### Records supplied

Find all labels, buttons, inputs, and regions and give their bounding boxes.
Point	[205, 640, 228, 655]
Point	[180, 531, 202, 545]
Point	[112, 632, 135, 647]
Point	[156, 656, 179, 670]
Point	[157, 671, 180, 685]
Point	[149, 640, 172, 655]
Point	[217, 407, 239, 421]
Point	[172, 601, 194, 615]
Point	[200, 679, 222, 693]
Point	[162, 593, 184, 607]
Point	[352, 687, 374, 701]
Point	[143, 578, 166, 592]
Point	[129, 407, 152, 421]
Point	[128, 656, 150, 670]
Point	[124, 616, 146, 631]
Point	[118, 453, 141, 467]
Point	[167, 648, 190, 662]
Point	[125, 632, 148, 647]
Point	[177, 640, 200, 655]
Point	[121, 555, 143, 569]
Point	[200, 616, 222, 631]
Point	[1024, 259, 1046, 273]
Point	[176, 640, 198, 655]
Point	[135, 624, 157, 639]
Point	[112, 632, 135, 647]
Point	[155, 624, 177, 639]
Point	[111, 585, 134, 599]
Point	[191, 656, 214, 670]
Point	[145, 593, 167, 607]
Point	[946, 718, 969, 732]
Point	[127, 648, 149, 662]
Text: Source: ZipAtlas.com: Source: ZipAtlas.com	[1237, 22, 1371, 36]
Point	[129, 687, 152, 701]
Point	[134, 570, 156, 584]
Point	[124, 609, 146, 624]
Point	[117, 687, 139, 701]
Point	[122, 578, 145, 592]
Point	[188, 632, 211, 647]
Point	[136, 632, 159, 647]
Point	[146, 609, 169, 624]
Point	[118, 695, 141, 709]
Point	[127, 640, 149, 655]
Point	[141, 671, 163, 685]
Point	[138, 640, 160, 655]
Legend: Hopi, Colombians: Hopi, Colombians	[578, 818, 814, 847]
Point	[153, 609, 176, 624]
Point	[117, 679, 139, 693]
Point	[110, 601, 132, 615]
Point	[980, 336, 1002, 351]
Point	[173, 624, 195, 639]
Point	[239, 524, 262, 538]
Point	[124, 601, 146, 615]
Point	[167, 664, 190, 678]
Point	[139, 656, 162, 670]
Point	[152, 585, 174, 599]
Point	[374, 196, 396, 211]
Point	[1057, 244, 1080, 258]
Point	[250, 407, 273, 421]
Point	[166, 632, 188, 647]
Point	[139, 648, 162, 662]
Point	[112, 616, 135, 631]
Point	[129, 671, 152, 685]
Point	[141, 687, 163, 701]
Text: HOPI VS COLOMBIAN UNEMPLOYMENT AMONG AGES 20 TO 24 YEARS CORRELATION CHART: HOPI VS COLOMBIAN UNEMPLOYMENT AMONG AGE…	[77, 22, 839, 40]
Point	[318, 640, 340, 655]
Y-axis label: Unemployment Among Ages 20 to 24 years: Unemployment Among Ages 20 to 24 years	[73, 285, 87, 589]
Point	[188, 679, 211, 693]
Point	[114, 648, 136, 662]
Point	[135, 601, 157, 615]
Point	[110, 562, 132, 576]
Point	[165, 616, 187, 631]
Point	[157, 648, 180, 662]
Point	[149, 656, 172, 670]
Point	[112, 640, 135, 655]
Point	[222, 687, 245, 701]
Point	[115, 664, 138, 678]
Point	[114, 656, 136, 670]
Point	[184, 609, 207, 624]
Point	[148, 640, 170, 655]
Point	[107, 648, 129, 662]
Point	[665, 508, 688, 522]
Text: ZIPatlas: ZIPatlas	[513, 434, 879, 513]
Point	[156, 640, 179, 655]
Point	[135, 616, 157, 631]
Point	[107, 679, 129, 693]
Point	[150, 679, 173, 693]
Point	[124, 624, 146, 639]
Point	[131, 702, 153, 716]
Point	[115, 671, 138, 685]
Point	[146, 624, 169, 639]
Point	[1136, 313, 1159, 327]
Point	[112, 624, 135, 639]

######

Copy all of the rows above, replacing every occurrence of "Point" with "Marker" and keeping everything else the same.

» Task output:
Find all labels, buttons, inputs, and regions and give their bounding boxes.
Marker	[205, 640, 228, 655]
Marker	[180, 531, 202, 545]
Marker	[112, 632, 135, 647]
Marker	[156, 656, 179, 670]
Marker	[157, 671, 180, 685]
Marker	[149, 640, 172, 655]
Marker	[217, 407, 239, 421]
Marker	[172, 601, 194, 615]
Marker	[200, 679, 222, 693]
Marker	[162, 593, 184, 607]
Marker	[352, 687, 374, 701]
Marker	[143, 578, 166, 592]
Marker	[129, 407, 152, 421]
Marker	[128, 656, 150, 670]
Marker	[124, 616, 146, 631]
Marker	[118, 453, 141, 467]
Marker	[167, 648, 190, 662]
Marker	[125, 632, 148, 647]
Marker	[177, 640, 200, 655]
Marker	[121, 555, 143, 569]
Marker	[200, 616, 222, 631]
Marker	[1024, 259, 1046, 273]
Marker	[176, 640, 198, 655]
Marker	[135, 624, 157, 639]
Marker	[112, 632, 135, 647]
Marker	[155, 624, 177, 639]
Marker	[111, 585, 134, 599]
Marker	[191, 656, 214, 670]
Marker	[145, 593, 167, 607]
Marker	[946, 718, 969, 732]
Marker	[127, 648, 149, 662]
Text: Source: ZipAtlas.com: Source: ZipAtlas.com	[1237, 22, 1371, 36]
Marker	[129, 687, 152, 701]
Marker	[134, 570, 156, 584]
Marker	[124, 609, 146, 624]
Marker	[117, 687, 139, 701]
Marker	[122, 578, 145, 592]
Marker	[188, 632, 211, 647]
Marker	[136, 632, 159, 647]
Marker	[146, 609, 169, 624]
Marker	[118, 695, 141, 709]
Marker	[127, 640, 149, 655]
Marker	[141, 671, 163, 685]
Marker	[138, 640, 160, 655]
Legend: Hopi, Colombians: Hopi, Colombians	[578, 818, 814, 847]
Marker	[153, 609, 176, 624]
Marker	[117, 679, 139, 693]
Marker	[110, 601, 132, 615]
Marker	[980, 336, 1002, 351]
Marker	[173, 624, 195, 639]
Marker	[239, 524, 262, 538]
Marker	[124, 601, 146, 615]
Marker	[167, 664, 190, 678]
Marker	[139, 656, 162, 670]
Marker	[152, 585, 174, 599]
Marker	[374, 196, 396, 211]
Marker	[1057, 244, 1080, 258]
Marker	[250, 407, 273, 421]
Marker	[166, 632, 188, 647]
Marker	[139, 648, 162, 662]
Marker	[112, 616, 135, 631]
Marker	[129, 671, 152, 685]
Marker	[141, 687, 163, 701]
Text: HOPI VS COLOMBIAN UNEMPLOYMENT AMONG AGES 20 TO 24 YEARS CORRELATION CHART: HOPI VS COLOMBIAN UNEMPLOYMENT AMONG AGE…	[77, 22, 839, 40]
Marker	[318, 640, 340, 655]
Y-axis label: Unemployment Among Ages 20 to 24 years: Unemployment Among Ages 20 to 24 years	[73, 285, 87, 589]
Marker	[188, 679, 211, 693]
Marker	[114, 648, 136, 662]
Marker	[135, 601, 157, 615]
Marker	[110, 562, 132, 576]
Marker	[165, 616, 187, 631]
Marker	[157, 648, 180, 662]
Marker	[149, 656, 172, 670]
Marker	[112, 640, 135, 655]
Marker	[222, 687, 245, 701]
Marker	[115, 664, 138, 678]
Marker	[114, 656, 136, 670]
Marker	[184, 609, 207, 624]
Marker	[148, 640, 170, 655]
Marker	[107, 648, 129, 662]
Marker	[665, 508, 688, 522]
Text: ZIPatlas: ZIPatlas	[513, 434, 879, 513]
Marker	[156, 640, 179, 655]
Marker	[135, 616, 157, 631]
Marker	[107, 679, 129, 693]
Marker	[150, 679, 173, 693]
Marker	[124, 624, 146, 639]
Marker	[131, 702, 153, 716]
Marker	[115, 671, 138, 685]
Marker	[146, 624, 169, 639]
Marker	[1136, 313, 1159, 327]
Marker	[112, 624, 135, 639]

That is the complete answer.